Only the number is needed: the count of lines in the records with the word "marker".

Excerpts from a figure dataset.
======
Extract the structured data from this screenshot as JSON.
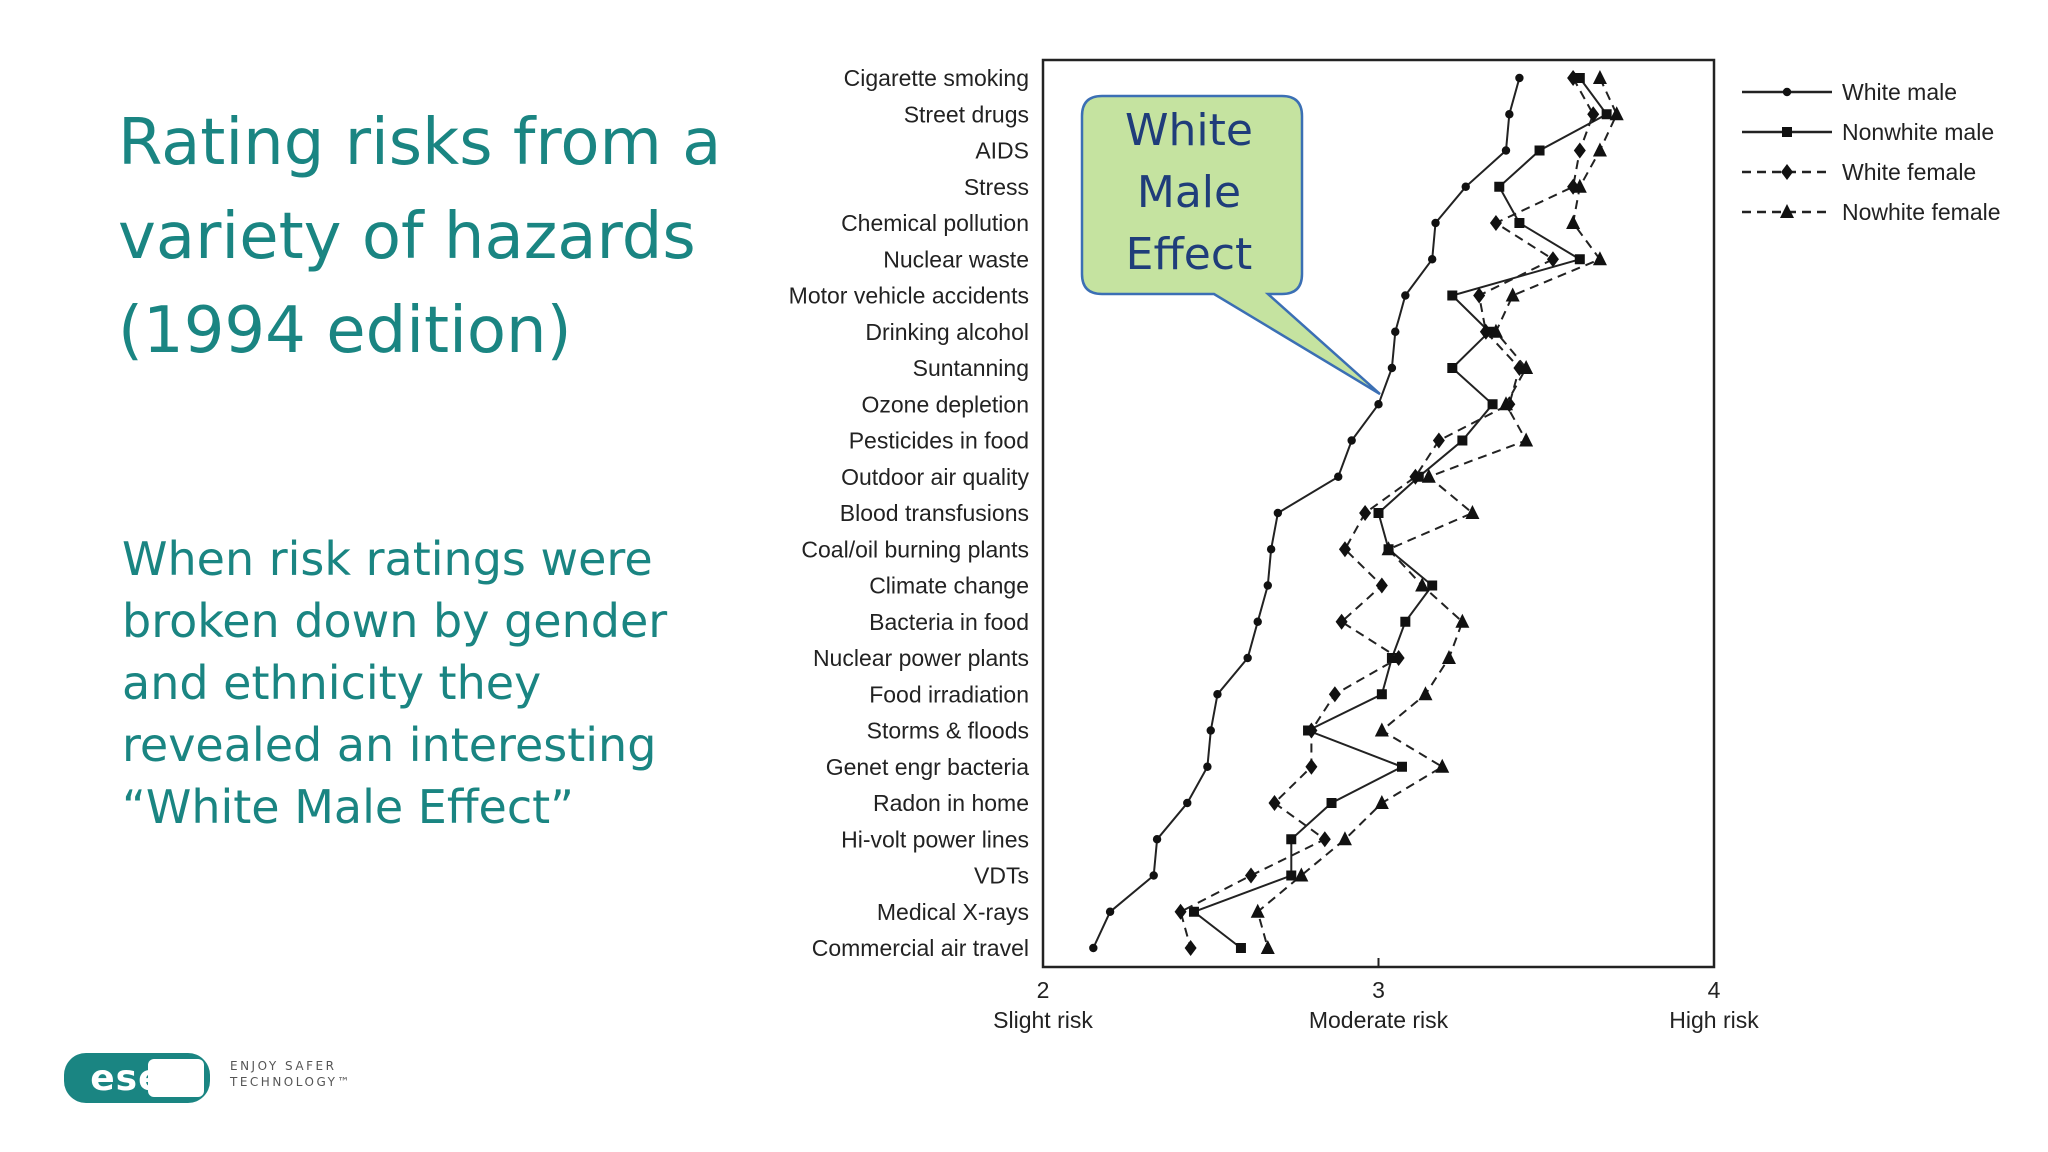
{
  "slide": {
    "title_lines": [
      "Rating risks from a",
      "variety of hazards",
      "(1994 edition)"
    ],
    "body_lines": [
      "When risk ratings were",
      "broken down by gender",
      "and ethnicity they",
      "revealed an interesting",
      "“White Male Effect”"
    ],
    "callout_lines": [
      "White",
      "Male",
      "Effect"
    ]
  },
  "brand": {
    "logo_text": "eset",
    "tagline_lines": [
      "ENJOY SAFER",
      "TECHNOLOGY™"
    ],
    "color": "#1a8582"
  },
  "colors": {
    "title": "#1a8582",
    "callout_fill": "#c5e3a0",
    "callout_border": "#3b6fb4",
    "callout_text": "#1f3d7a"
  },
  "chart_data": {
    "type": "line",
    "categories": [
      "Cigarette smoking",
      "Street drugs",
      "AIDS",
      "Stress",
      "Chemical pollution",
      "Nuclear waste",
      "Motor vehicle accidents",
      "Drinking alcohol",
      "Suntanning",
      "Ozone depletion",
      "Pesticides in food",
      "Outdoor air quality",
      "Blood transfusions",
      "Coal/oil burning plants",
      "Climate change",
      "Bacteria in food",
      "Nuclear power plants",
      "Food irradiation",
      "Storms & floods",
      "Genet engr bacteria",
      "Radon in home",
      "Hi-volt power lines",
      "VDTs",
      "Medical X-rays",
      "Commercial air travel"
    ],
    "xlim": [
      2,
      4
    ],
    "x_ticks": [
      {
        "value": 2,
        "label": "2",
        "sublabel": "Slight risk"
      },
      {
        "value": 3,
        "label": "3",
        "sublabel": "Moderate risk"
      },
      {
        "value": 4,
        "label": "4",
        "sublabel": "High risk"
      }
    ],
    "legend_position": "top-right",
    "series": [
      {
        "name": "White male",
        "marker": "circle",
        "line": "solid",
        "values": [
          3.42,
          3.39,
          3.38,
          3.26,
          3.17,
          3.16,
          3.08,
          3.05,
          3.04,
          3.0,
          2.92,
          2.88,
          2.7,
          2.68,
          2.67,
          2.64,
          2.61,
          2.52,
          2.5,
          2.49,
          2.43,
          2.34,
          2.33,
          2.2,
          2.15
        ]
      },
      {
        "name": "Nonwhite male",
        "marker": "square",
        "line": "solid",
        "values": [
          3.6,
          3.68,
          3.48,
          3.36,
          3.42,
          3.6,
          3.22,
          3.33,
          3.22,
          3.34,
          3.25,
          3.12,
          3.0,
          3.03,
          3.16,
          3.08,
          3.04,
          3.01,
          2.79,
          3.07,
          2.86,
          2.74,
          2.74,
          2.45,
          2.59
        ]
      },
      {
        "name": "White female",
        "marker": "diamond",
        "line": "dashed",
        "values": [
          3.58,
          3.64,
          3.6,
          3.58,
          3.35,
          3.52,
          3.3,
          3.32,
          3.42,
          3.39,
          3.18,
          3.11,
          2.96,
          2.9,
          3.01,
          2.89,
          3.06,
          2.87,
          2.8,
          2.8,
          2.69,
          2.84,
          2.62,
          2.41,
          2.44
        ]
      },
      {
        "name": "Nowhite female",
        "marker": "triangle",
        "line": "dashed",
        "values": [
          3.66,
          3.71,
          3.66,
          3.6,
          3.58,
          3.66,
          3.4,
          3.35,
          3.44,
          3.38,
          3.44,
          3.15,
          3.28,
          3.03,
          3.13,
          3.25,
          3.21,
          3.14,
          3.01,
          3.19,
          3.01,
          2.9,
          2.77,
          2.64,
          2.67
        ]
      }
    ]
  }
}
======
Answer for the task. 4